### WHAT YOU SHOULD DO
Set out every line bearing the string "JSON".

### PROVIDED RECORDS

>> START

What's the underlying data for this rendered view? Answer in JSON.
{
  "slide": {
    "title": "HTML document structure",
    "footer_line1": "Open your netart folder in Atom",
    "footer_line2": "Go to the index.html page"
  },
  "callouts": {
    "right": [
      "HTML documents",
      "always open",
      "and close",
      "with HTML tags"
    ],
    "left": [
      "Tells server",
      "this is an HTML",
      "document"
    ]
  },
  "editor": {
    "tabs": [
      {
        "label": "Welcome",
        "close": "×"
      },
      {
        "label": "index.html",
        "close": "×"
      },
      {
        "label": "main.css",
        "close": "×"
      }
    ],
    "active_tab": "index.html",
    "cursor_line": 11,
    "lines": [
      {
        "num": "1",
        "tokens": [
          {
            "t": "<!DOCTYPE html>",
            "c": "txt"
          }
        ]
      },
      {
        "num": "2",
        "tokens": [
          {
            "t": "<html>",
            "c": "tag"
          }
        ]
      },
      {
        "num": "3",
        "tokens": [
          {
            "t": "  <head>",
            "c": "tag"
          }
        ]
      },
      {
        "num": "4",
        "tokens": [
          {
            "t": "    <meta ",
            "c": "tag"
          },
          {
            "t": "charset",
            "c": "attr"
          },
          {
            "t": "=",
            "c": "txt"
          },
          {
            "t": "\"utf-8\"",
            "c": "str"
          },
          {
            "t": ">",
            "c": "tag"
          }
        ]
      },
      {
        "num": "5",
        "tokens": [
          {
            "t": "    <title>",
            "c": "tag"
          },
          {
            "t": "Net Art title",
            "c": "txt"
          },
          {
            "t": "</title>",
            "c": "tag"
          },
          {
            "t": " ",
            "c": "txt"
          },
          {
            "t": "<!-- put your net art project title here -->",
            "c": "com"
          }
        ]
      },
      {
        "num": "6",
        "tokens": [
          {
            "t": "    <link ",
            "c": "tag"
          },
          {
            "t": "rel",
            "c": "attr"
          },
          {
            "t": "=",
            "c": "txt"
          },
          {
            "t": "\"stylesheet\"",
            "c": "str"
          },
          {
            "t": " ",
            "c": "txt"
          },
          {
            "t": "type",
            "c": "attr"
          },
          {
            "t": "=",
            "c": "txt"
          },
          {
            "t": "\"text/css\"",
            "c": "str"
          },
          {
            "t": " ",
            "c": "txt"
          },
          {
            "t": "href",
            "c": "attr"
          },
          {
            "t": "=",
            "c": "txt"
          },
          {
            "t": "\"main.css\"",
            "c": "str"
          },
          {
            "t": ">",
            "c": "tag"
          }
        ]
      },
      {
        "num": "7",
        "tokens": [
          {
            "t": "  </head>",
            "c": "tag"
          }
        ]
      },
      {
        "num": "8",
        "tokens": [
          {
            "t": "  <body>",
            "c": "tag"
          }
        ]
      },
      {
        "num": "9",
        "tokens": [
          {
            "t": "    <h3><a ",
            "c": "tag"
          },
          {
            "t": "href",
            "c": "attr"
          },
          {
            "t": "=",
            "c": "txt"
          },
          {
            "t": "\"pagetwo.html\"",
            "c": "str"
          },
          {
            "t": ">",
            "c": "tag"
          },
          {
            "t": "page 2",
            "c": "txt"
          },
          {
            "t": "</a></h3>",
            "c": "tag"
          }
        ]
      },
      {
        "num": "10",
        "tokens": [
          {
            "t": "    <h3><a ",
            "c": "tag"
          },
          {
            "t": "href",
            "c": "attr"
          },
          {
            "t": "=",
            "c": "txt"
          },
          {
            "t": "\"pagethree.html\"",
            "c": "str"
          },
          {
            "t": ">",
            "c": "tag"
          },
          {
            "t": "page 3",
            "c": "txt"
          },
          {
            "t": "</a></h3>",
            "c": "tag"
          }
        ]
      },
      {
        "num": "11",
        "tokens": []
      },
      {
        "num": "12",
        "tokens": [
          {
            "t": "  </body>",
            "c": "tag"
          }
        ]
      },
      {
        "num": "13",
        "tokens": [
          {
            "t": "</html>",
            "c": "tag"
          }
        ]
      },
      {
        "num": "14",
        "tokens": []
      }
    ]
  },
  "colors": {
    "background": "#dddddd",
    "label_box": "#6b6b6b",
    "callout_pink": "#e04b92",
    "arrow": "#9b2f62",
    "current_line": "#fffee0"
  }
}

>> END
>> START

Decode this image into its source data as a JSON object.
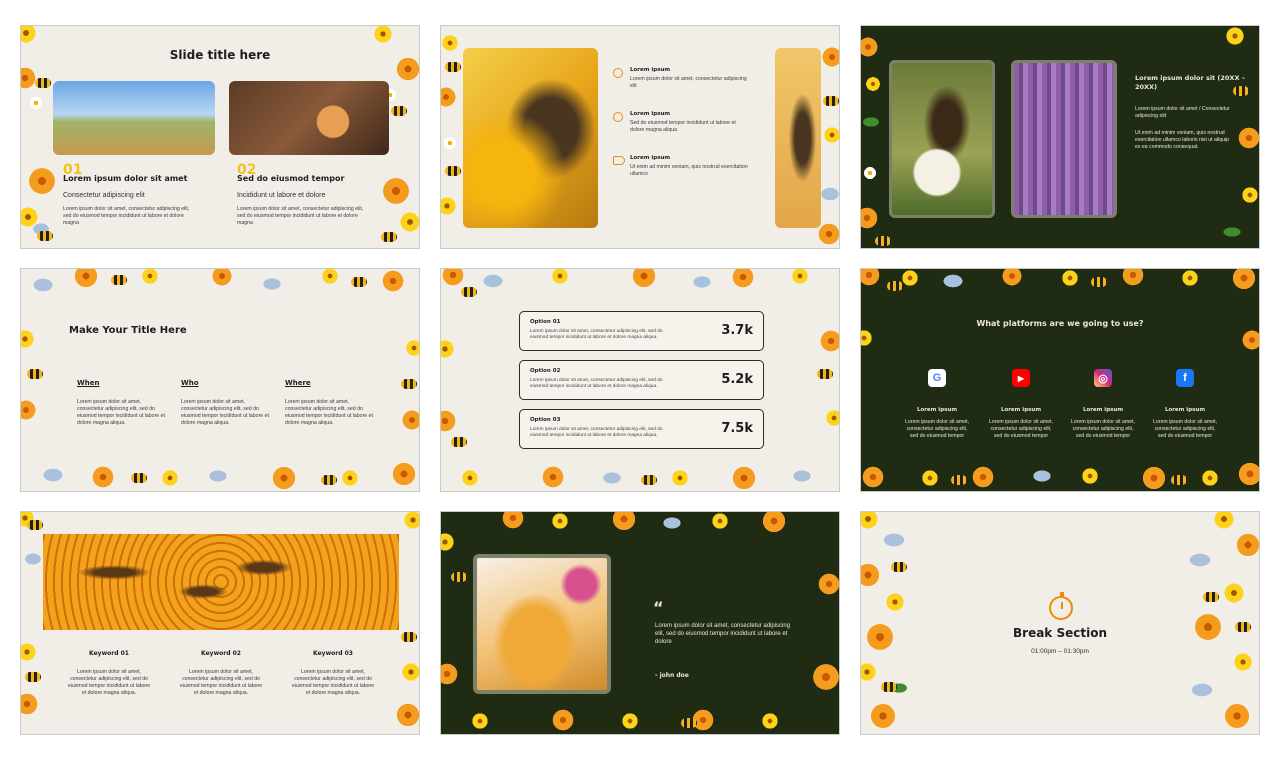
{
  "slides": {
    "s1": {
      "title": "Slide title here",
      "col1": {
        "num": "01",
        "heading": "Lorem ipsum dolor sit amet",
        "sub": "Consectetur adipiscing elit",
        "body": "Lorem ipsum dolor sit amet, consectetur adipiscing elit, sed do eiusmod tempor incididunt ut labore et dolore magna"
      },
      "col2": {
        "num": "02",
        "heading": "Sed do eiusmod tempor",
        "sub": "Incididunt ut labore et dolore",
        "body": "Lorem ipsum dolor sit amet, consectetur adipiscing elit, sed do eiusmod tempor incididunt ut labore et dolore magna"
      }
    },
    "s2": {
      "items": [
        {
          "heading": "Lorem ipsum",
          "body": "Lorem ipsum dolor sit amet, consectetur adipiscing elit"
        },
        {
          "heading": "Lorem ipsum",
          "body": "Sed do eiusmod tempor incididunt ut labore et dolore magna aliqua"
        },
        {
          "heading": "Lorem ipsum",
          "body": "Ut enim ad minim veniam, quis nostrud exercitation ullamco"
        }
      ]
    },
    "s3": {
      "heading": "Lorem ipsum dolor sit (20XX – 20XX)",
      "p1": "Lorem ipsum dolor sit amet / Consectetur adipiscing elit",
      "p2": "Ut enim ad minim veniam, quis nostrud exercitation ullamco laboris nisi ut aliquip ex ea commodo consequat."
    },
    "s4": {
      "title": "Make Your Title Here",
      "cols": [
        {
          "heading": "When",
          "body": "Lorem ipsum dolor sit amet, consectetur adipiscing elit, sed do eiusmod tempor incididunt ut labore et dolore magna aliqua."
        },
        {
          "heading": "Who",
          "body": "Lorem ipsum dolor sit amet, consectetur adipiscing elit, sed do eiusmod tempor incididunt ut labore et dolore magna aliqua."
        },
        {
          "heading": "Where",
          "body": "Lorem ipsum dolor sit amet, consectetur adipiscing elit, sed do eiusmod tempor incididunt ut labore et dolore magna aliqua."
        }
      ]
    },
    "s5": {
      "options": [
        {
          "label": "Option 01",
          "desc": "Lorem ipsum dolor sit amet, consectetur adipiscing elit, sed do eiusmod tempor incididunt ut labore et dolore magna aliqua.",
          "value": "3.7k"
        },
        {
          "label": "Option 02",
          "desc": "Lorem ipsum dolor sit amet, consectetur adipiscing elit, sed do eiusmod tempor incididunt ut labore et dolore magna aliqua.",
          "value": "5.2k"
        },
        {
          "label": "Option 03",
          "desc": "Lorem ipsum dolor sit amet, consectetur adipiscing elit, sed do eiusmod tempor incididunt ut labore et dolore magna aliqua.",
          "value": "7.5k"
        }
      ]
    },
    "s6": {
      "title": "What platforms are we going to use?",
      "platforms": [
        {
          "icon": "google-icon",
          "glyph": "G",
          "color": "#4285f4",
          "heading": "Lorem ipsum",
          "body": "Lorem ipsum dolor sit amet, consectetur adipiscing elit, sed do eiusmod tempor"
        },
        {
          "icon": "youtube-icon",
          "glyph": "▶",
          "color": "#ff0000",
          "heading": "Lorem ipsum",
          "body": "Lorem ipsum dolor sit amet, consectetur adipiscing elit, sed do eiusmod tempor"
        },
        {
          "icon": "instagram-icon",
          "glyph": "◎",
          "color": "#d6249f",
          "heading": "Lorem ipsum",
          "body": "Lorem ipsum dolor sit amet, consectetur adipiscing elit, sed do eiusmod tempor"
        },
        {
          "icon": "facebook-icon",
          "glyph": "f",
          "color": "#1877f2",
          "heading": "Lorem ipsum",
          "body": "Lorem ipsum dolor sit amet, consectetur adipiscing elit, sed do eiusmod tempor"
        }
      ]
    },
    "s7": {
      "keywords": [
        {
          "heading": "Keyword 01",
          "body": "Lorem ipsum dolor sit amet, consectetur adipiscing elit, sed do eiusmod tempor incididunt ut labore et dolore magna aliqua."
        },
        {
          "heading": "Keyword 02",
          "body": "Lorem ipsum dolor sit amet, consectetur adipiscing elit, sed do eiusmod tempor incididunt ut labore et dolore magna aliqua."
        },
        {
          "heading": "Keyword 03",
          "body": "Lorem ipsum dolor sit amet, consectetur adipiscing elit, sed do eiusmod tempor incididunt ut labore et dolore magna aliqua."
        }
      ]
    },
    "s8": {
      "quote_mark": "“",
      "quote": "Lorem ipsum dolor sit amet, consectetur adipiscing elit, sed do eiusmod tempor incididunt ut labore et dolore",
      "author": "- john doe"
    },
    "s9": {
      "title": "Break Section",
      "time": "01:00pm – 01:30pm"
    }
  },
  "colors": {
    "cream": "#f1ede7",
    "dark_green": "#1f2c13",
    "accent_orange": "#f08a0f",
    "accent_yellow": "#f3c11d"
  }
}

>> END

### RESULT OF THE EXERCISE
What's the underlying data for this rendered view? Answer in JSON.
Decode this image into its source data as a JSON object.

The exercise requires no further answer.